### Problem statement:
Reproduce word for word the passage of the text on the organic molecule AR/VR cards that runs from "The Organic Molecule AR/VR cards the" up to and including "Hung, & Hsu, 2018).".

### Source:
Model-based learning about structures and properties of chemical elements and compounds via the use of augmented realities

Organic molecular structure app

The Organic Molecule AR/VR cards the current research developed is the only application in the app market that features both learning and game play. It is available with three different decks of cards. The manual and the QR-code download link for the app can be found on the cards. One can also search for Molecules 1 AR/VR, Molecules 2 AR/VR & Molecules 3 AR/VR in the Apple App Store (10+) or Google Play in Android devices (6.0+). Information can also be found on the website of Chemical Society Located in Taipei (http://www.chemistry.org.tw/app_download.php). Some descriptions of these apps were published in Chinese at www.chemed.chemistry.org.tw. (Please see Chiu, Chou, Hung, & Hsu, 2018).

The Organic Molecule AR/VR cards were designed mainly with the organic compounds found in local high school textbooks in Taiwan. The three decks of cards are based on the functional groups. The first deck is consisted of hydrocarbons, namely alkane, alkene, and alkyne. The second deck includes alcohol, ether, and ketone. The third includes acid, ester, amine, and amide. The chosen organic compounds in each deck are various chemical compounds and their isomers, appeared in the textbooks. For example, with a carbon number of 4, there are 1-butene, cis-2-butene, trans-2-butene, and 2-methylpropene (as shown in Figure 1). Figure 2 shows the chemical compounds with the same functional group (-COOH), there are formic acid and acetic acid (as shown in Figure 2).

Figure 1:

Isomers for C₄H₈.

Figure 2:

Homologues of the same functional group.

In addition to showing organic molecules’ three-dimensional structures, the main concepts the cards intend to convey also includes isomers and homologues. Through these cards, the students develop interest in learning and a deeper understanding of symbols, chemical equations, properties, structures, and conversion between 2D and 3D structures (see data analysis in later sessions).

As described above, the app for Organic Molecule AR/VR cards, with its AR technology, can assist teachers to better present and explain the 3D structure and characteristics of organic molecules. Students can also manipulate the molecules through touchscreen or joystick for a better view of the molecule’s structure. Furthermore, with its VR technology, students can be assessed on what they have previously learned in class regarding molecular structures through a virtual computer game scenario. In the game, students have to complete a mission of finding the structures of organic molecules (such as alkanes, alkenes, or alkynes) within a limited time frame (300 s). This scenario features gaming elements such as time limit for the mission, rewards and punishment during game play, and feedback at the end of the mission (see Figure 3). Once a student finds three assigned compounds, they are allowed to get into the next stage for another group of organic compounds. Players need to complete the assigned task within 5 min. The player can gain an extra 10 s if they find a gem in the game. Research indicates that learning through gaming would make learning gaining a wide range of cognitive, perceptual, behavioral, affective and motivational impacts and outcomes (Connolly, Boyle, MacArthur, Hainey, and Boyle 2012).

Figure 3:

VR game for organic molecules. (A) Molecular Structure AR mode. (B) VR Game Play Scenario. (C) The mission to gather molecules with –OH functional group. (D) Monster appears if the wrong molecule was selected. (E) Gathering jewels to extend working time. (F) Feedback when the mission is accomplished.

### Information shown:
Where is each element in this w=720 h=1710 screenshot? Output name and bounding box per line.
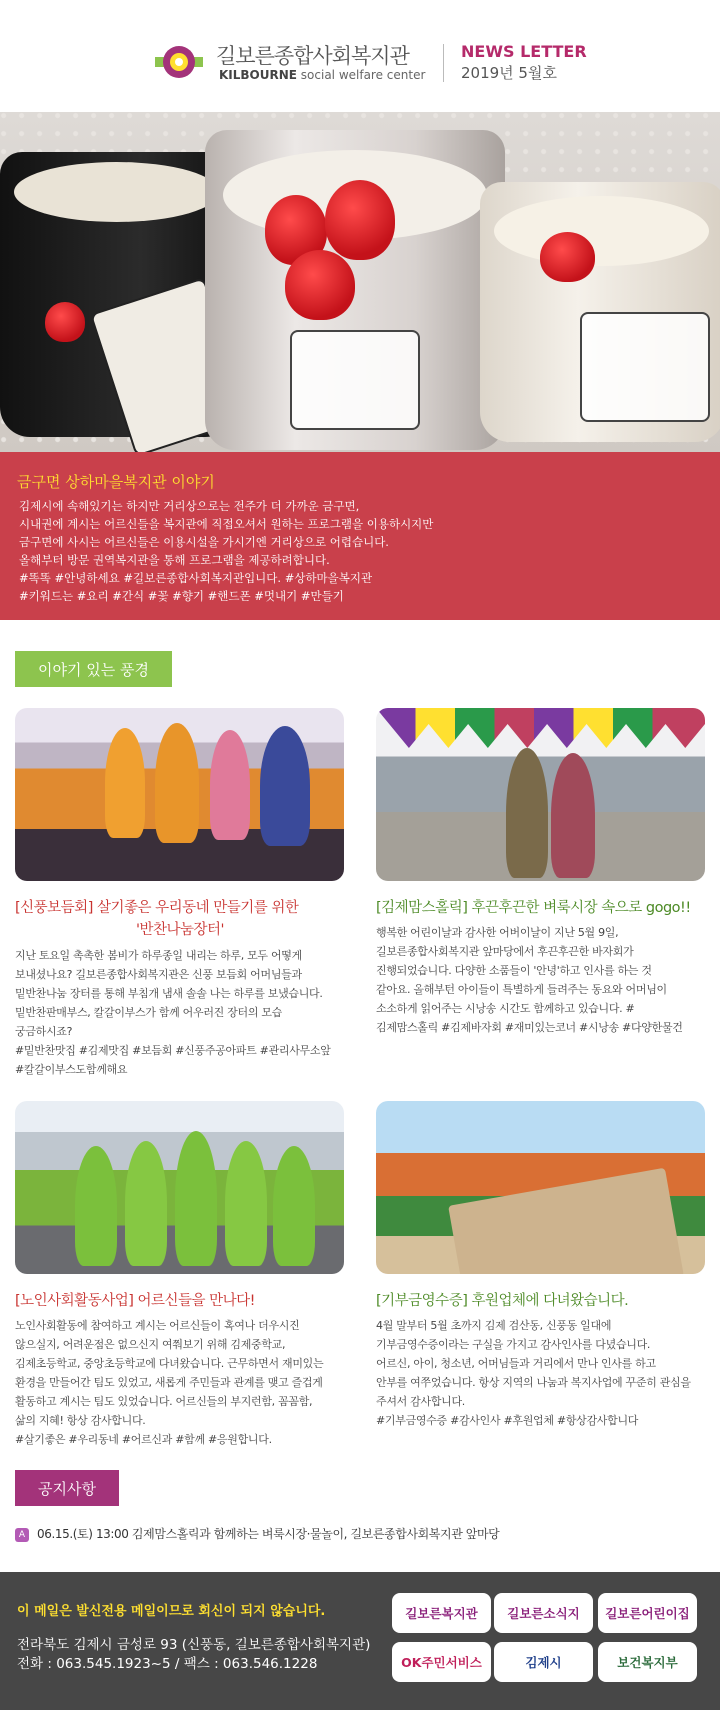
article-title[interactable]: [신풍보듬회] 살기좋은 우리동네 만들기를 위한 '반찬나눔장터': [15, 900, 299, 938]
article-photo-flea-market[interactable]: [376, 708, 705, 881]
org-name: 길보른종합사회복지관: [216, 44, 409, 68]
link-button-newsletter[interactable]: 길보른소식지: [494, 1593, 593, 1633]
article-title[interactable]: [노인사회활동사업] 어르신들을 만나다!: [15, 1293, 255, 1309]
issue-date: 2019년 5월호: [461, 64, 557, 82]
intro-line: 시내권에 계시는 어르신들을 복지관에 직접오셔서 원하는 프로그램을 이용하시지만: [19, 517, 434, 531]
intro-line: 금구면에 사시는 어르신들은 이용시설을 가시기엔 거리상으로 어렵습니다.: [19, 535, 389, 549]
footer-phone-fax: 전화 : 063.545.1923~5 / 팩스 : 063.546.1228: [17, 1656, 318, 1672]
black-candle-jar: [0, 152, 235, 437]
article-photo-market[interactable]: [15, 708, 344, 881]
strawberry-candle-jar: [205, 130, 505, 450]
article-photo-receipt[interactable]: [376, 1101, 705, 1274]
intro-body: [19, 497, 709, 605]
footer-noreply-notice: 이 메일은 발신전용 메일이므로 회신이 되지 않습니다.: [17, 1604, 326, 1619]
intro-hashtags: #키워드는 #요리 #간식 #꽃 #향기 #핸드폰 #멋내기 #만들기: [19, 589, 344, 603]
intro-hashtags: #똑똑 #안녕하세요 #길보른종합사회복지관입니다. #상하마을복지관: [19, 571, 373, 585]
notice-item[interactable]: 06.15.(토) 13:00 김제맘스홀릭과 함께하는 벼룩시장·물놀이, 길보른종합사회복지관 앞마당: [37, 1527, 500, 1541]
white-candle-jar: [480, 182, 720, 442]
notice-bullet-icon: A: [15, 1528, 29, 1542]
link-button-health-ministry[interactable]: 보건복지부: [598, 1642, 697, 1682]
footer-address: 전라북도 김제시 금성로 93 (신풍동, 길보른종합사회복지관): [17, 1637, 371, 1653]
header-divider: [443, 44, 444, 82]
link-button-gimje-city[interactable]: 김제시: [494, 1642, 593, 1682]
intro-line: 올해부터 방문 권역복지관을 통해 프로그램을 제공하려합니다.: [19, 553, 330, 567]
link-button-ok-service[interactable]: OK주민서비스: [392, 1642, 491, 1682]
footer-contact: [17, 1636, 370, 1674]
article-body: 4월 말부터 5월 초까지 김제 검산동, 신풍동 일대에 기부금영수증이라는 구실을 가지고 감사인사를 다녔습니다. 어르신, 아이, 청소년, 어머님들과 거리에서 만나 인사를 하고 안부를 여쭈었습니다. 항상 지역의 나눔과 복지사업에 꾸준히 관심을 주셔서 감사합니다. #기부금영수증 #감사인사 #후원업체 #항상감사합니다: [376, 1319, 691, 1427]
hero-candles-photo: [0, 112, 720, 452]
org-sub-name: KILBOURNE social welfare center: [219, 68, 426, 82]
article-photo-seniors[interactable]: [15, 1101, 344, 1274]
article-title[interactable]: [기부금영수증] 후원업체에 다녀왔습니다.: [376, 1293, 629, 1309]
link-button-daycare[interactable]: 길보른어린이집: [598, 1593, 697, 1633]
welfare-center-logo-icon: [155, 44, 203, 80]
section-title-story: 이야기 있는 풍경: [15, 651, 172, 687]
link-button-welfare-center[interactable]: 길보른복지관: [392, 1593, 491, 1633]
intro-line: 김제시에 속해있기는 하지만 거리상으로는 전주가 더 가까운 금구면,: [19, 499, 360, 513]
newsletter-title: NEWS LETTER: [461, 42, 587, 61]
article-body: 행복한 어린이날과 감사한 어버이날이 지난 5월 9일, 길보른종합사회복지관 앞마당에서 후끈후끈한 바자회가 진행되었습니다. 다양한 소품들이 '안녕'하고 인사를 하는 것 같아요. 올해부턴 아이들이 특별하게 들려주는 동요와 어머님이 소소하게 읽어주는 시낭송 시간도 함께하고 있습니다. # 김제맘스홀릭 #김제바자회 #재미있는코너 #시낭송 #다양한물건: [376, 926, 683, 1034]
article-body: 지난 토요일 촉촉한 봄비가 하루종일 내리는 하루, 모두 어떻게 보내셨나요? 길보른종합사회복지관은 신풍 보듬회 어머님들과 밑반찬나눔 장터를 통해 부침개 냄새 솔솔 나는 하루를 보냈습니다. 밑반찬판매부스, 칼갈이부스가 함께 어우러진 장터의 모습 궁금하시죠? #밑반찬맛집 #김제맛집 #보듬회 #신풍주공아파트 #관리사무소앞 #칼갈이부스도함께해요: [15, 949, 331, 1076]
newsletter-header: [0, 0, 720, 112]
section-title-notice: 공지사항: [15, 1470, 119, 1506]
intro-title: 금구면 상하마을복지관 이야기: [17, 473, 215, 491]
article-body: 노인사회활동에 참여하고 계시는 어르신들이 혹여나 더우시진 않으실지, 어려운점은 없으신지 여쭤보기 위해 김제중학교, 김제초등학교, 중앙초등학교에 다녀왔습니다. 근무하면서 재미있는 환경을 만들어간 팀도 있었고, 새롭게 주민들과 관계를 맺고 즐겁게 활동하고 계시는 팀도 있었습니다. 어르신들의 부지런함, 꼼꼼함, 삶의 지혜! 항상 감사합니다. #살기좋은 #우리동네 #어르신과 #함께 #응원합니다.: [15, 1319, 324, 1446]
article-title[interactable]: [김제맘스홀릭] 후끈후끈한 벼룩시장 속으로 gogo!!: [376, 900, 691, 916]
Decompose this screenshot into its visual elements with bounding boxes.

### Complete answer:
The Organic Molecule AR/VR cards the current research developed is the only application in the app market that features both learning and game play. It is available with three different decks of cards. The manual and the QR-code download link for the app can be found on the cards. One can also search for Molecules 1 AR/VR, Molecules 2 AR/VR & Molecules 3 AR/VR in the Apple App Store (10+) or Google Play in Android devices (6.0+). Information can also be found on the website of Chemical Society Located in Taipei (http://www.chemistry.org.tw/app_download.php). Some descriptions of these apps were published in Chinese at www.chemed.chemistry.org.tw. (Please see Chiu, Chou, Hung, & Hsu, 2018).